-- Begin --

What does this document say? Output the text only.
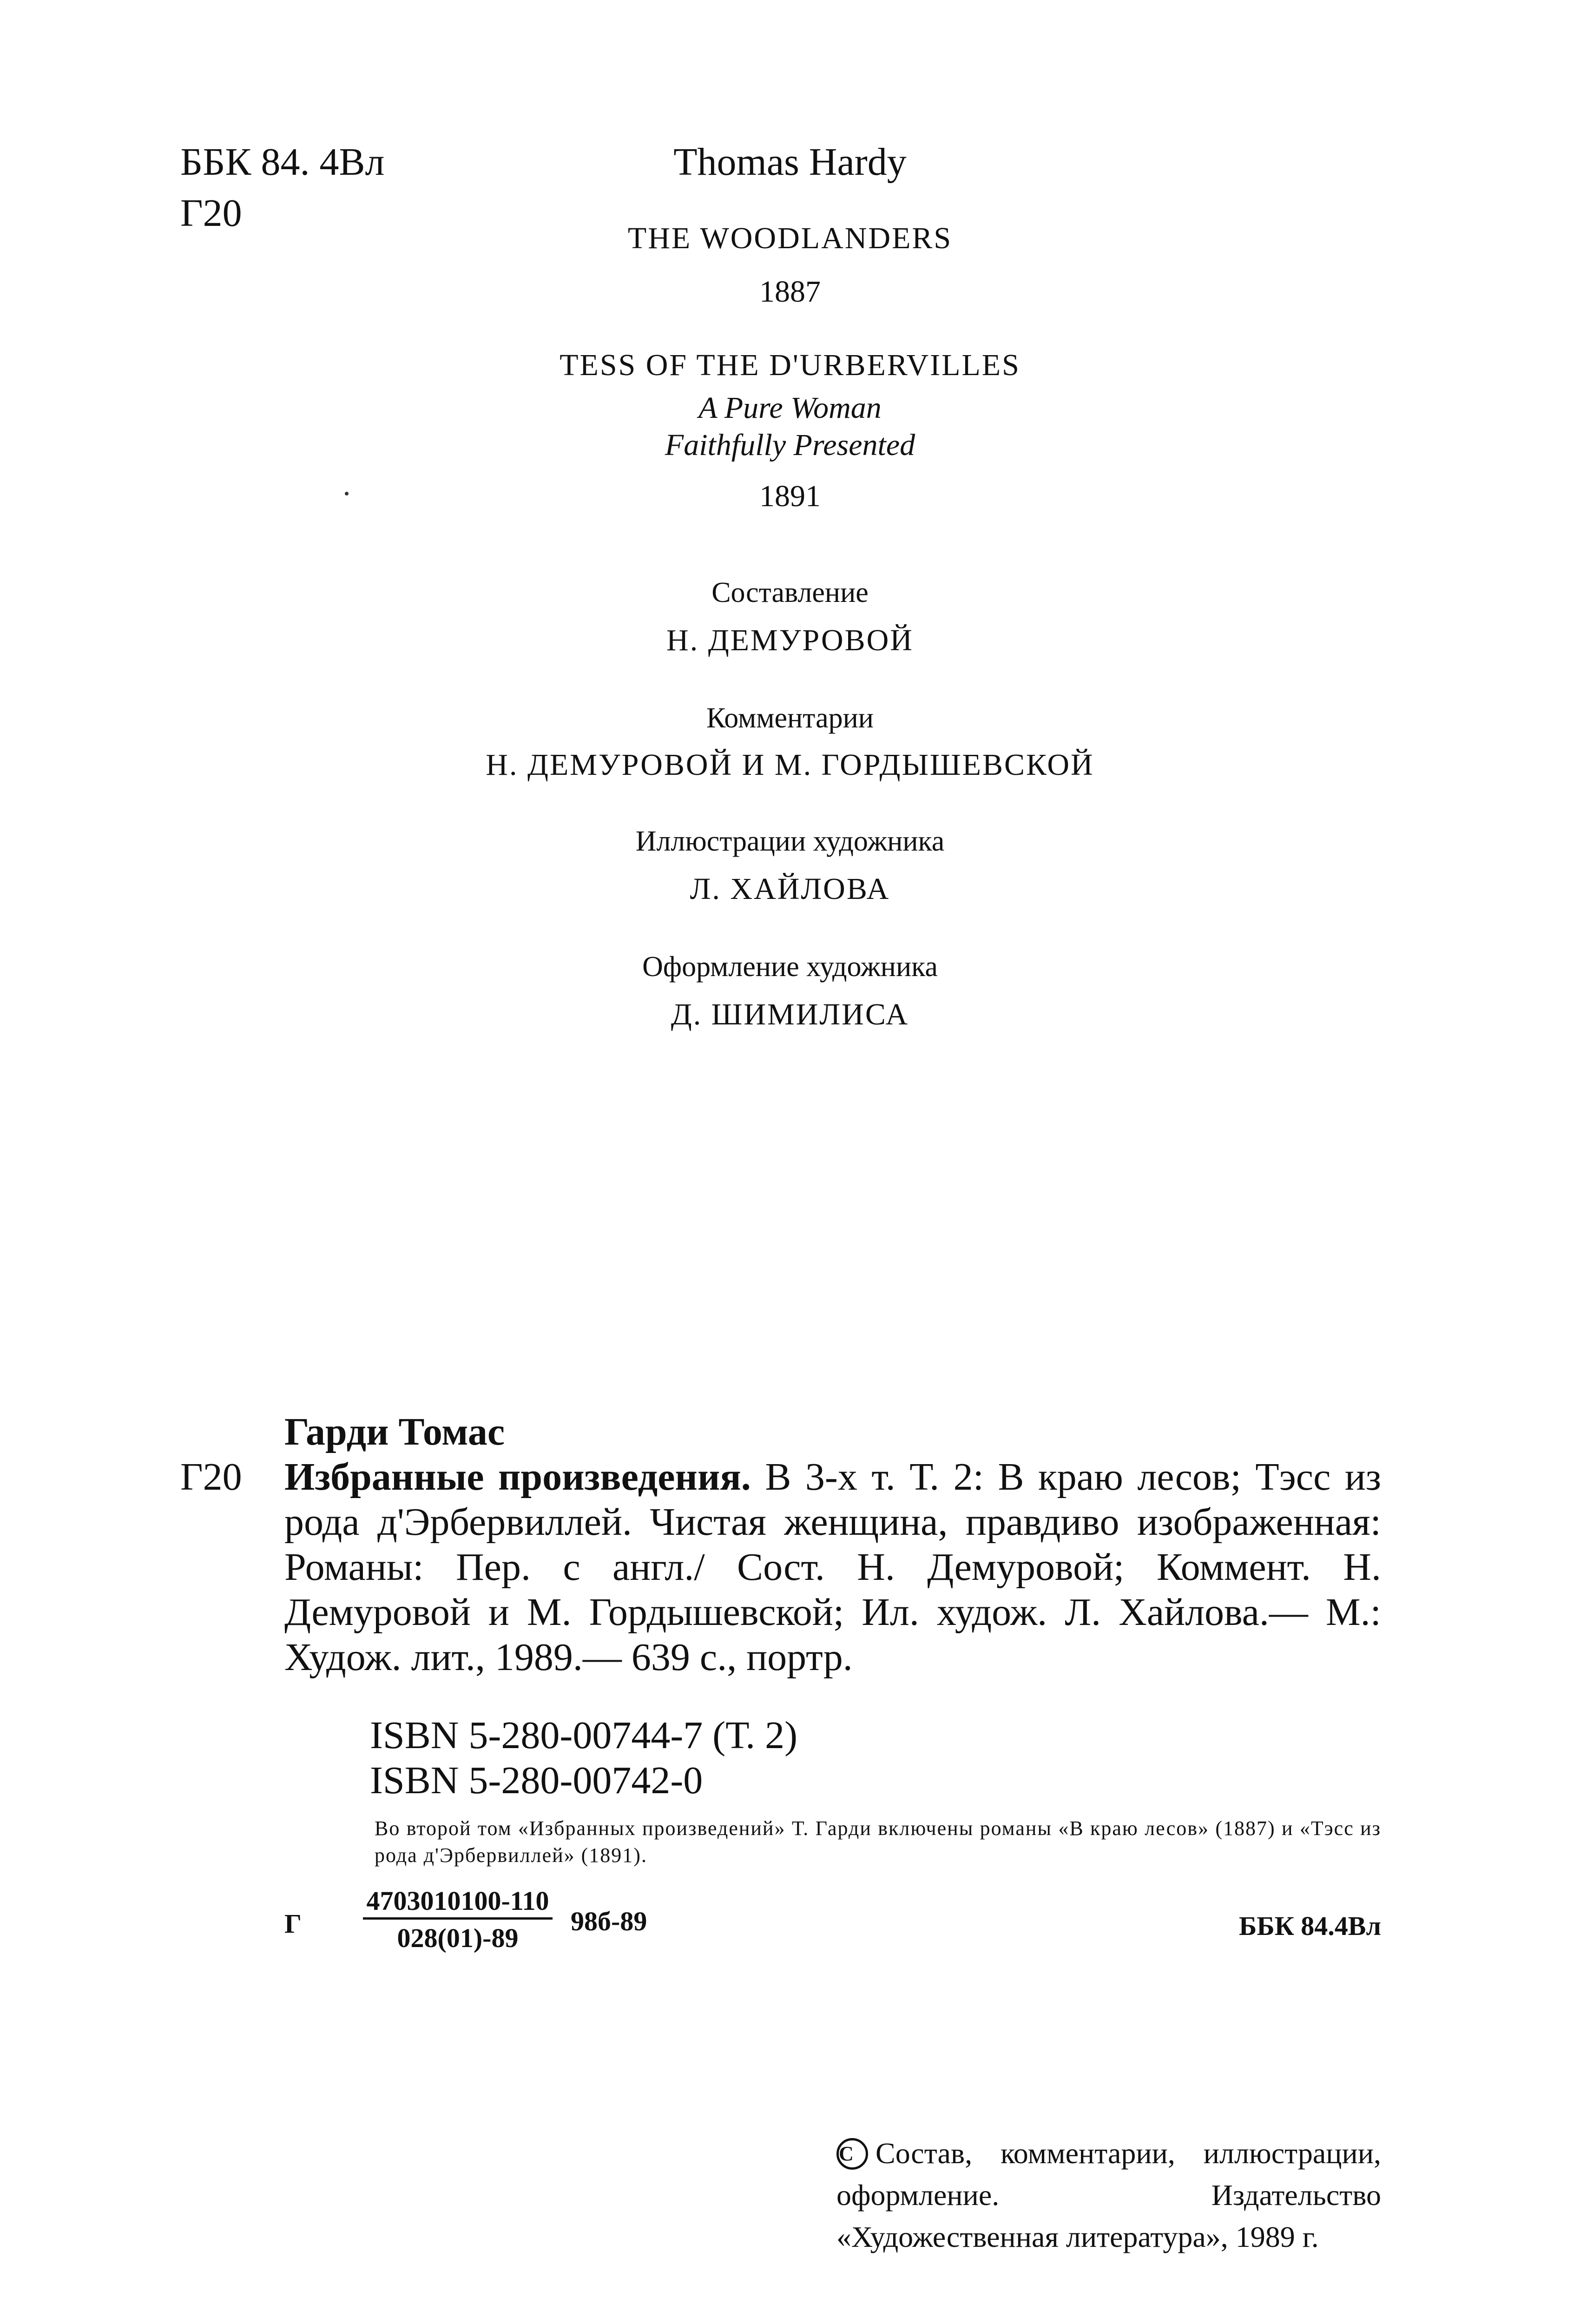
ББК 84. 4Вл
Г20
Thomas Hardy
THE WOODLANDERS
1887
TESS OF THE D'URBERVILLES
A Pure Woman
Faithfully Presented
1891
Составление
Н. ДЕМУРОВОЙ
Комментарии
Н. ДЕМУРОВОЙ И М. ГОРДЫШЕВСКОЙ
Иллюстрации художника
Л. ХАЙЛОВА
Оформление художника
Д. ШИМИЛИСА
Гарди Томас
Г20 Избранные произведения. В 3-х т. Т. 2: В краю лесов; Тэсс из рода д'Эрбервиллей. Чистая женщина, правдиво изображенная: Романы: Пер. с англ./ Сост. Н. Демуровой; Коммент. Н. Демуровой и М. Гордышевской; Ил. худож. Л. Хайлова.— М.: Худож. лит., 1989.— 639 с., портр.
ISBN 5-280-00744-7 (Т. 2)
ISBN 5-280-00742-0
Во второй том «Избранных произведений» Т. Гарди включены романы «В краю лесов» (1887) и «Тэсс из рода д'Эрбервиллей» (1891).
Г
4703010100-110
028(01)-89
98б-89	ББК 84.4Вл
C Состав, комментарии, иллюстрации, оформление. Издательство «Художественная литература», 1989 г.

-- End --

* _Task to carry out_:
Take the listing above and restate it word for word, without its pictures.

* _Answer to this task_:
What does this document say? Output the text only.
ББК 84. 4Вл
Г20
Thomas Hardy
THE WOODLANDERS
1887
TESS OF THE D'URBERVILLES
A Pure Woman
Faithfully Presented
1891
Составление
Н. ДЕМУРОВОЙ
Комментарии
Н. ДЕМУРОВОЙ И М. ГОРДЫШЕВСКОЙ
Иллюстрации художника
Л. ХАЙЛОВА
Оформление художника
Д. ШИМИЛИСА
Гарди Томас
Г20 Избранные произведения. В 3-х т. Т. 2: В краю лесов; Тэсс из рода д'Эрбервиллей. Чистая женщина, правдиво изображенная: Романы: Пер. с англ./ Сост. Н. Демуровой; Коммент. Н. Демуровой и М. Гордышевской; Ил. худож. Л. Хайлова.— М.: Худож. лит., 1989.— 639 с., портр.
ISBN 5-280-00744-7 (Т. 2)
ISBN 5-280-00742-0
Во второй том «Избранных произведений» Т. Гарди включены романы «В краю лесов» (1887) и «Тэсс из рода д'Эрбервиллей» (1891).
Г
4703010100-110
028(01)-89
98б-89	ББК 84.4Вл
C Состав, комментарии, иллюстрации, оформление. Издательство «Художественная литература», 1989 г.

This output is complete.